**Task**
The records underneath are to be repeated exactly, with the pictures left out.

**Supplied data**
***
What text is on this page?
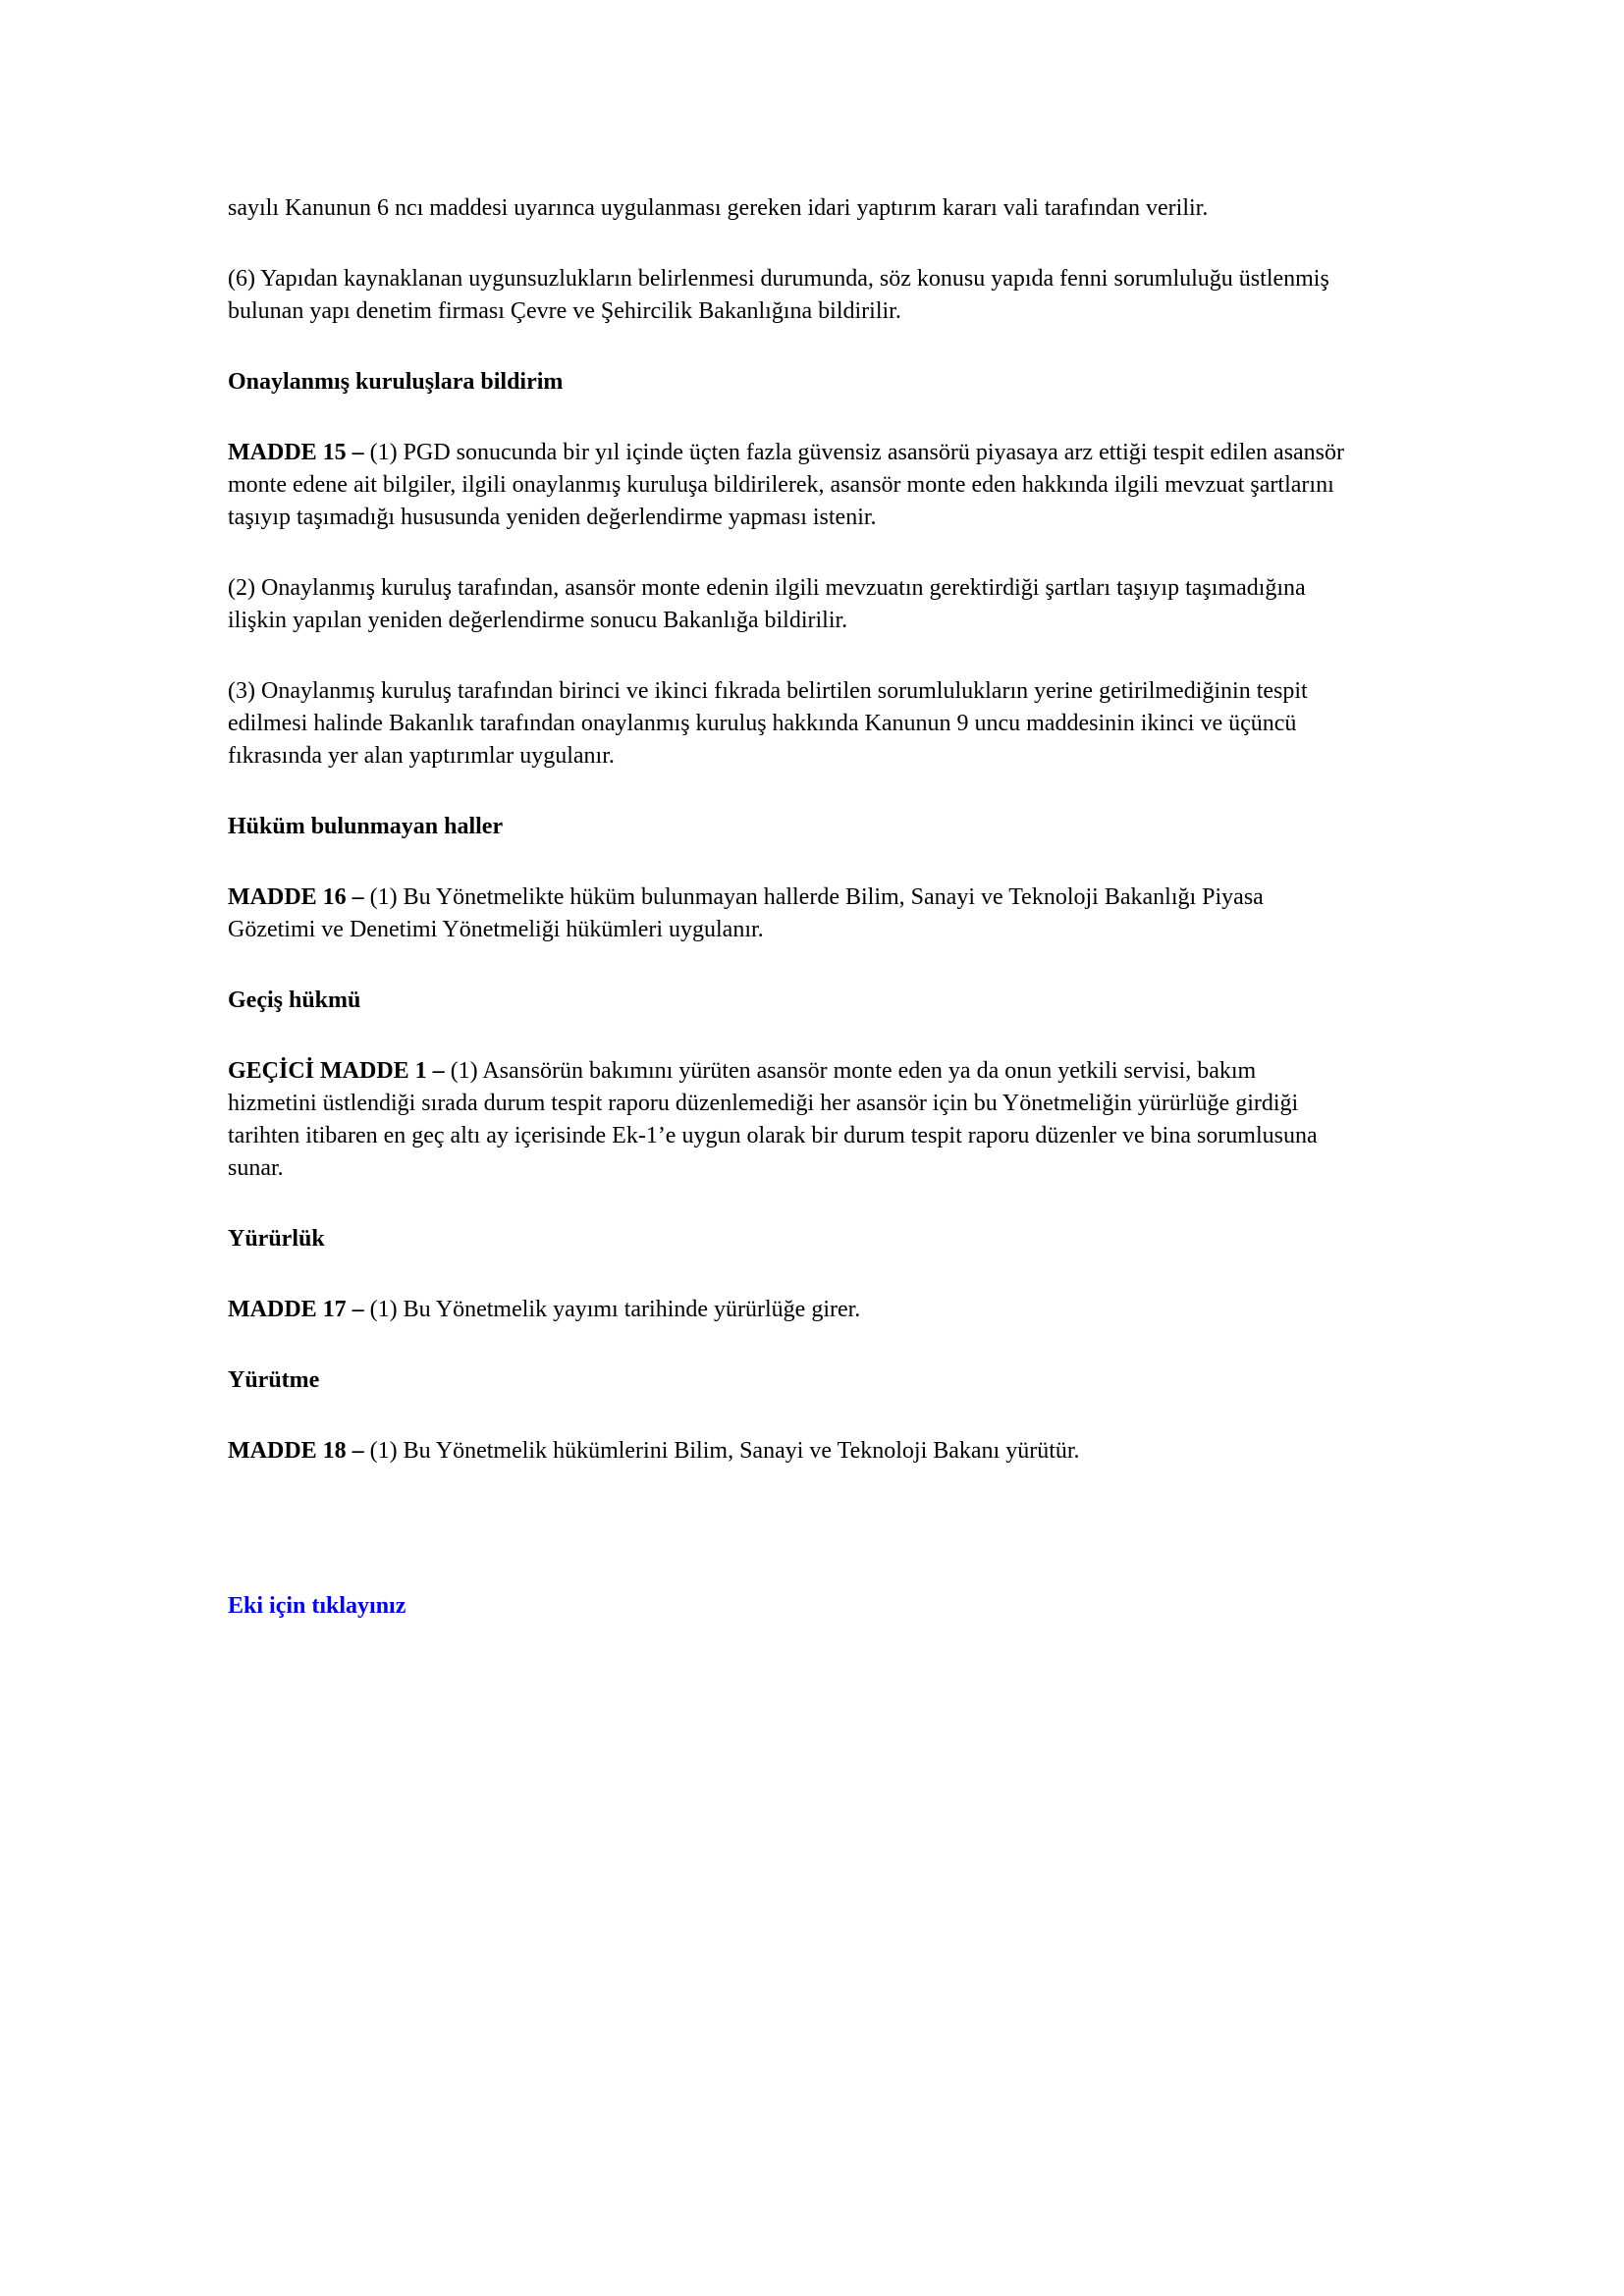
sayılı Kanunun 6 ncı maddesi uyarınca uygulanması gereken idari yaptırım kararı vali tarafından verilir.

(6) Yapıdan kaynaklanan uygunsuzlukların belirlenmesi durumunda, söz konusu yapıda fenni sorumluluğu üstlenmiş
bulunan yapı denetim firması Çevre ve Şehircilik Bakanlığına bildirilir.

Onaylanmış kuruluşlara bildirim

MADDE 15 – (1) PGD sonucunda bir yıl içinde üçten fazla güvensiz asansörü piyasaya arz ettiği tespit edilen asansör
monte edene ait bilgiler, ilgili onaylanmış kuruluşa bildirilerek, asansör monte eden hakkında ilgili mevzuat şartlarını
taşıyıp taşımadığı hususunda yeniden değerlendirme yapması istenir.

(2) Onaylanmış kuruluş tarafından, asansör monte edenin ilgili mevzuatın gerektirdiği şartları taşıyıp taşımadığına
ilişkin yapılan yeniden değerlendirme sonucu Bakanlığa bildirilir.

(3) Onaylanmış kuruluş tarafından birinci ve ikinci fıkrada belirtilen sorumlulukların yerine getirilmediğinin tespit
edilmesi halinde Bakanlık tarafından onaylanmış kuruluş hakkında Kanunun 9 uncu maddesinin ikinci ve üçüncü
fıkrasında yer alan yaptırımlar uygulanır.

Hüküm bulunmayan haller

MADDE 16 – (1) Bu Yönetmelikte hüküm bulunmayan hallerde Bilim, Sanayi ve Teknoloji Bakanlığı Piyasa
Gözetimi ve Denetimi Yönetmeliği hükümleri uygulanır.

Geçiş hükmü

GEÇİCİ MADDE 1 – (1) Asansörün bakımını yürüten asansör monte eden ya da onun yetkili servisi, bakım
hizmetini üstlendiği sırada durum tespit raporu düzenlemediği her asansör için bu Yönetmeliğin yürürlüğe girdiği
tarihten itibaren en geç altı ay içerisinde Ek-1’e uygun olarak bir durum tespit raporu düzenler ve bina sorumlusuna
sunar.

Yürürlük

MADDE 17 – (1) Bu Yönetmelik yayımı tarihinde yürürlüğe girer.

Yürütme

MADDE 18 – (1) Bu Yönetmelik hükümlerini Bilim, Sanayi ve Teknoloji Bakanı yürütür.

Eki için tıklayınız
***
**Exercise answer**
What text is on this page?
sayılı Kanunun 6 ncı maddesi uyarınca uygulanması gereken idari yaptırım kararı vali tarafından verilir.

(6) Yapıdan kaynaklanan uygunsuzlukların belirlenmesi durumunda, söz konusu yapıda fenni sorumluluğu üstlenmiş
bulunan yapı denetim firması Çevre ve Şehircilik Bakanlığına bildirilir.

Onaylanmış kuruluşlara bildirim

MADDE 15 – (1) PGD sonucunda bir yıl içinde üçten fazla güvensiz asansörü piyasaya arz ettiği tespit edilen asansör
monte edene ait bilgiler, ilgili onaylanmış kuruluşa bildirilerek, asansör monte eden hakkında ilgili mevzuat şartlarını
taşıyıp taşımadığı hususunda yeniden değerlendirme yapması istenir.

(2) Onaylanmış kuruluş tarafından, asansör monte edenin ilgili mevzuatın gerektirdiği şartları taşıyıp taşımadığına
ilişkin yapılan yeniden değerlendirme sonucu Bakanlığa bildirilir.

(3) Onaylanmış kuruluş tarafından birinci ve ikinci fıkrada belirtilen sorumlulukların yerine getirilmediğinin tespit
edilmesi halinde Bakanlık tarafından onaylanmış kuruluş hakkında Kanunun 9 uncu maddesinin ikinci ve üçüncü
fıkrasında yer alan yaptırımlar uygulanır.

Hüküm bulunmayan haller

MADDE 16 – (1) Bu Yönetmelikte hüküm bulunmayan hallerde Bilim, Sanayi ve Teknoloji Bakanlığı Piyasa
Gözetimi ve Denetimi Yönetmeliği hükümleri uygulanır.

Geçiş hükmü

GEÇİCİ MADDE 1 – (1) Asansörün bakımını yürüten asansör monte eden ya da onun yetkili servisi, bakım
hizmetini üstlendiği sırada durum tespit raporu düzenlemediği her asansör için bu Yönetmeliğin yürürlüğe girdiği
tarihten itibaren en geç altı ay içerisinde Ek-1’e uygun olarak bir durum tespit raporu düzenler ve bina sorumlusuna
sunar.

Yürürlük

MADDE 17 – (1) Bu Yönetmelik yayımı tarihinde yürürlüğe girer.

Yürütme

MADDE 18 – (1) Bu Yönetmelik hükümlerini Bilim, Sanayi ve Teknoloji Bakanı yürütür.

Eki için tıklayınız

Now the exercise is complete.